== WHAT NEEDS TO BE DONE ==
Show, in full, each line of the data that contains "公共艺术".
── MATERIAL SUPPLIED ──
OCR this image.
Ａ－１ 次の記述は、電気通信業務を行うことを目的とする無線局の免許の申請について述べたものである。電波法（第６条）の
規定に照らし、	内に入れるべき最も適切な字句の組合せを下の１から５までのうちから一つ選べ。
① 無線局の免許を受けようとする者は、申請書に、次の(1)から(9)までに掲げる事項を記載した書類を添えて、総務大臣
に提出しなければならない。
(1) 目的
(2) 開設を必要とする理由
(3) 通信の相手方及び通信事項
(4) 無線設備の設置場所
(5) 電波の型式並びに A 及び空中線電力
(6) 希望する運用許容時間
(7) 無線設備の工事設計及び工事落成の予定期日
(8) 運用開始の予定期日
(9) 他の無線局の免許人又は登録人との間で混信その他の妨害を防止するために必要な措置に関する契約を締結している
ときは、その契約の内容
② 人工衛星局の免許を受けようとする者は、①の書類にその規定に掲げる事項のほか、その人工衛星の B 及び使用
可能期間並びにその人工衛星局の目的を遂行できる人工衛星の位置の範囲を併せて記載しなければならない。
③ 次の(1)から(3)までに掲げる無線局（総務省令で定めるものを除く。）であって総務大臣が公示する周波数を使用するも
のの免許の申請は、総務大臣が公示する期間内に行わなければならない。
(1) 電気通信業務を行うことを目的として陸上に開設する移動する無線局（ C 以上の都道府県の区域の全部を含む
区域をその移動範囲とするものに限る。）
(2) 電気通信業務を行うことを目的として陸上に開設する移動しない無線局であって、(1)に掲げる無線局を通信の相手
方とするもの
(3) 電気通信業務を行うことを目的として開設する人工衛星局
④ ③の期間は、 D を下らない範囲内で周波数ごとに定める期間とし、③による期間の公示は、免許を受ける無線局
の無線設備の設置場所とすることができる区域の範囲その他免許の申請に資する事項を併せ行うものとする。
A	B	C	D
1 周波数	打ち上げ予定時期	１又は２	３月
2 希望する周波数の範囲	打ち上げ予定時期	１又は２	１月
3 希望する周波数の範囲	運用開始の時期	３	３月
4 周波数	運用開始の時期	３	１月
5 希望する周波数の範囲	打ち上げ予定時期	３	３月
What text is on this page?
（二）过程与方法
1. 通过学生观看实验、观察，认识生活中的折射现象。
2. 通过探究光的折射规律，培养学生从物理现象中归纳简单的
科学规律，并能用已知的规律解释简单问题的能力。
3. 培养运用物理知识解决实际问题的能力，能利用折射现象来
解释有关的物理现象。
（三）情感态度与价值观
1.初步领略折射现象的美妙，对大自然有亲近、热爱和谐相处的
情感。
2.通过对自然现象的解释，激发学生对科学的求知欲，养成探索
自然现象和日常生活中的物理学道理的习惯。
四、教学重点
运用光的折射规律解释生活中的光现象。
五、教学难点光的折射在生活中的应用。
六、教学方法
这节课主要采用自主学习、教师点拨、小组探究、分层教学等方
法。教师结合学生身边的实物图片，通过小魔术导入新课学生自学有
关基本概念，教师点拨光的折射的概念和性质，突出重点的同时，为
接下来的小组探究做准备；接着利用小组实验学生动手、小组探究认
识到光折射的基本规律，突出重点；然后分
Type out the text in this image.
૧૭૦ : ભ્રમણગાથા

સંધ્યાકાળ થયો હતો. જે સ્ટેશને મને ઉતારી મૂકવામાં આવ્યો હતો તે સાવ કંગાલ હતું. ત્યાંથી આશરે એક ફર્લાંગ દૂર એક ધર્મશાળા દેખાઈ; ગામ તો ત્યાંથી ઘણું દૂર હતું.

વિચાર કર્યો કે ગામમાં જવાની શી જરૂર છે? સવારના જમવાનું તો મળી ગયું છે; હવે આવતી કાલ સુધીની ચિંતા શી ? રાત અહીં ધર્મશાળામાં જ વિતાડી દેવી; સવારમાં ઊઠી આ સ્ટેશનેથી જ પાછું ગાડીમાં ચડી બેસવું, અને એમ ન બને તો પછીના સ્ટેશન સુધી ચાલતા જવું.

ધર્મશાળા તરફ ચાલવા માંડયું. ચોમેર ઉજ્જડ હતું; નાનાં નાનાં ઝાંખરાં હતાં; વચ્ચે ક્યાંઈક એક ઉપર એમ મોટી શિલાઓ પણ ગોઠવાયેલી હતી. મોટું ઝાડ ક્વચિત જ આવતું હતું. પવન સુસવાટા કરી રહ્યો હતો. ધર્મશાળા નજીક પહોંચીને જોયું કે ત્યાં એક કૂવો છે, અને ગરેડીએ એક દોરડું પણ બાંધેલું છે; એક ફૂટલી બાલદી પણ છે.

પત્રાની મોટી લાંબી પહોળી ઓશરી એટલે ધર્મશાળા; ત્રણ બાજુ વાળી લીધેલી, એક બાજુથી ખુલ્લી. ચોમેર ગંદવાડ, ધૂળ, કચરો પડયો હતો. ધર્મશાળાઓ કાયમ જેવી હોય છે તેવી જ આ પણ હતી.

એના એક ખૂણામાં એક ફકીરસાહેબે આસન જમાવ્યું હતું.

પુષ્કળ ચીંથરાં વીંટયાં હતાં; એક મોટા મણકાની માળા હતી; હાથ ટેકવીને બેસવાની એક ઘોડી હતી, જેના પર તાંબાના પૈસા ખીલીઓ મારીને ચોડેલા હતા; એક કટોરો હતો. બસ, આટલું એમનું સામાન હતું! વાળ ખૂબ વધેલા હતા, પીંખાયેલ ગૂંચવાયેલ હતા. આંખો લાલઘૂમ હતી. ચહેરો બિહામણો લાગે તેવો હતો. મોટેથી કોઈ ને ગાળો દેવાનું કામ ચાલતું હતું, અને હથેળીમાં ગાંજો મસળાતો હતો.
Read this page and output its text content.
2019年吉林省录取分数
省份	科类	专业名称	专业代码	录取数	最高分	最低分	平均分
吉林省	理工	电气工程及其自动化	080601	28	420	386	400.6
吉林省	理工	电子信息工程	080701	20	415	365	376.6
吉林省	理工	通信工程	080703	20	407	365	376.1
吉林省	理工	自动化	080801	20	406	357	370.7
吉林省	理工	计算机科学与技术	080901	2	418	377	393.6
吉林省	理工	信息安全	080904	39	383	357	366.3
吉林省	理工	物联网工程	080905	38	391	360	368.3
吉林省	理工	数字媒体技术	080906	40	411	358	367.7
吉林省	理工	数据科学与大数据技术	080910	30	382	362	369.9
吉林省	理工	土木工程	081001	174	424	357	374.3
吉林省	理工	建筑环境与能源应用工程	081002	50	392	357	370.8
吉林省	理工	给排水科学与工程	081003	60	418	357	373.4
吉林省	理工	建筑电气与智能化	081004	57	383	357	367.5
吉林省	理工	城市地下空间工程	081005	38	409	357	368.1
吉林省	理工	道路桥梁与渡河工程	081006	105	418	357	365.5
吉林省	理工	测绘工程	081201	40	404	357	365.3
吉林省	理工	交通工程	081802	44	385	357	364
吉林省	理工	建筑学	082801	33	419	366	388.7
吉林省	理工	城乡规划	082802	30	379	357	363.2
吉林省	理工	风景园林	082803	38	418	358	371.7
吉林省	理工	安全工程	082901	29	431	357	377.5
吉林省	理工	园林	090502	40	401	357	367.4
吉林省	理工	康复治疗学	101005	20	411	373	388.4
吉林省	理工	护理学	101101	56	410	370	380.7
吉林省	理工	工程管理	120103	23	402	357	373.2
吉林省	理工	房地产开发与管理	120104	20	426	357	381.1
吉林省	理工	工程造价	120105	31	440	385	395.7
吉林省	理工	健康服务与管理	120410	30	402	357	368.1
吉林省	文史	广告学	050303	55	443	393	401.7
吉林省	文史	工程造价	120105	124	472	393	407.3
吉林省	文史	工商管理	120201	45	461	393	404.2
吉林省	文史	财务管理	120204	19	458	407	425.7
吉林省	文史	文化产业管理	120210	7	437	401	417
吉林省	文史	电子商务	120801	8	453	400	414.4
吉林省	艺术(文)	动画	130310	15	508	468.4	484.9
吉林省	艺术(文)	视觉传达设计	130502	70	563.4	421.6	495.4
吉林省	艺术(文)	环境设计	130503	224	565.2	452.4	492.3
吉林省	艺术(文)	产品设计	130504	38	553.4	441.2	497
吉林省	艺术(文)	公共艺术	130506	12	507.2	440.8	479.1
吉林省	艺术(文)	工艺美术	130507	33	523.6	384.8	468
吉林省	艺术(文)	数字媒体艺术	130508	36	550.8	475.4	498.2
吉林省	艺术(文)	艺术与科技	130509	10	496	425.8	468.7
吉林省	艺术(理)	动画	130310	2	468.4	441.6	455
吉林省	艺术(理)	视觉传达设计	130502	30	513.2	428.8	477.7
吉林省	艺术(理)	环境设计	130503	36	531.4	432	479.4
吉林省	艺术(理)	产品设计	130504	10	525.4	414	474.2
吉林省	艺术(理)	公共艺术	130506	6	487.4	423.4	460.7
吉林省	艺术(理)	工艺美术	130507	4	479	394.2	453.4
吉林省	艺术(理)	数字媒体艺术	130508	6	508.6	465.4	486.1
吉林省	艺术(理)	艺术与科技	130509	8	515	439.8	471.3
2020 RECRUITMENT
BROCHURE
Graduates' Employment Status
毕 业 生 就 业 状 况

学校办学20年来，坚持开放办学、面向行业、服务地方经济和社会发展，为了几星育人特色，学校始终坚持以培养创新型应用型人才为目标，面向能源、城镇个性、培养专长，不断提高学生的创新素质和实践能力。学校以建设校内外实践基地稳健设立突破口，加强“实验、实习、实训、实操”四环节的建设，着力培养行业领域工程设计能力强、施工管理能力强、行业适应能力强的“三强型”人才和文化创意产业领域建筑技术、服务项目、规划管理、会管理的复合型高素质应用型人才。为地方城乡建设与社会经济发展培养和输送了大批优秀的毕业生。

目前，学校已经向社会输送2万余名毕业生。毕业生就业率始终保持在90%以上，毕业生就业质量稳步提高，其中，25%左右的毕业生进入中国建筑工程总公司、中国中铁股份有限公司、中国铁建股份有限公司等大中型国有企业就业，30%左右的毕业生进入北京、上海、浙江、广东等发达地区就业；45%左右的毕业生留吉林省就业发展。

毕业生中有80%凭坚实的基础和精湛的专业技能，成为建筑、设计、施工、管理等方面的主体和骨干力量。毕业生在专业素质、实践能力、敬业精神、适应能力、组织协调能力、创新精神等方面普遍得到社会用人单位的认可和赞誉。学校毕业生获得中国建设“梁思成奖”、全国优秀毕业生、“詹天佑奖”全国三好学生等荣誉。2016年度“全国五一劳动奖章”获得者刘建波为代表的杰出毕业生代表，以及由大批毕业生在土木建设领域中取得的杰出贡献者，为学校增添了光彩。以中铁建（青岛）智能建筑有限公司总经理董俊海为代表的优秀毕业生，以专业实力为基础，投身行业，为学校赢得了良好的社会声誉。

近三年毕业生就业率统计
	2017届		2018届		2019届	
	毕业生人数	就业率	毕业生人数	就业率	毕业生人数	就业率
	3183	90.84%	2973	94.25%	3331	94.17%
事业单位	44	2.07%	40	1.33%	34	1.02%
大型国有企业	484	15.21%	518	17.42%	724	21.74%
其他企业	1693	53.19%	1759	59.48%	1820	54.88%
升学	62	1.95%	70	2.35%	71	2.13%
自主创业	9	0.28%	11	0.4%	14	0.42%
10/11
───
== CORRECT RESULT ==
吉林省	艺术(文)	公共艺术	130506	12	507.2	440.8	479.1
吉林省	艺术(理)	公共艺术	130506	6	487.4	423.4	460.7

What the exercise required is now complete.